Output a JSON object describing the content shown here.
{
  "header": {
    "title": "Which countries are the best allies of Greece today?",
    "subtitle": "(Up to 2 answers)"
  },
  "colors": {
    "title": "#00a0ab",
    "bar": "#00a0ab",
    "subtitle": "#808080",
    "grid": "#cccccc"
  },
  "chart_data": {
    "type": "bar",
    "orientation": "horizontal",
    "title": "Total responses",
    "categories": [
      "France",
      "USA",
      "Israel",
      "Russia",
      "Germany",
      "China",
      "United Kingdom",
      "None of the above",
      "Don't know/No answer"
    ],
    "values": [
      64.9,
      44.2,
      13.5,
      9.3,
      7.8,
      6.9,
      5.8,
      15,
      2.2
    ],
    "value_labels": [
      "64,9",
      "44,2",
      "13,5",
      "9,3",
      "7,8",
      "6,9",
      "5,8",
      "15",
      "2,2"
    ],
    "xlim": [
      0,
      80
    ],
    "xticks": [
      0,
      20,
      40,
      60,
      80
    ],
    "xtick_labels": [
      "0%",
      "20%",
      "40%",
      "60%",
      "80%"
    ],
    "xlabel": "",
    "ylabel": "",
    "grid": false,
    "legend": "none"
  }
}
##########
### INSTRUCTIONS FOR THE TASK
Transcribe all of the material exactly. Omit nothing.

### RESULT OF THE EXERCISE
Output a JSON object describing the content shown here.
{
  "header": {
    "title": "Which countries are the best allies of Greece today?",
    "subtitle": "(Up to 2 answers)"
  },
  "colors": {
    "title": "#00a0ab",
    "bar": "#00a0ab",
    "subtitle": "#808080",
    "grid": "#cccccc"
  },
  "chart_data": {
    "type": "bar",
    "orientation": "horizontal",
    "title": "Total responses",
    "categories": [
      "France",
      "USA",
      "Israel",
      "Russia",
      "Germany",
      "China",
      "United Kingdom",
      "None of the above",
      "Don't know/No answer"
    ],
    "values": [
      64.9,
      44.2,
      13.5,
      9.3,
      7.8,
      6.9,
      5.8,
      15,
      2.2
    ],
    "value_labels": [
      "64,9",
      "44,2",
      "13,5",
      "9,3",
      "7,8",
      "6,9",
      "5,8",
      "15",
      "2,2"
    ],
    "xlim": [
      0,
      80
    ],
    "xticks": [
      0,
      20,
      40,
      60,
      80
    ],
    "xtick_labels": [
      "0%",
      "20%",
      "40%",
      "60%",
      "80%"
    ],
    "xlabel": "",
    "ylabel": "",
    "grid": false,
    "legend": "none"
  }
}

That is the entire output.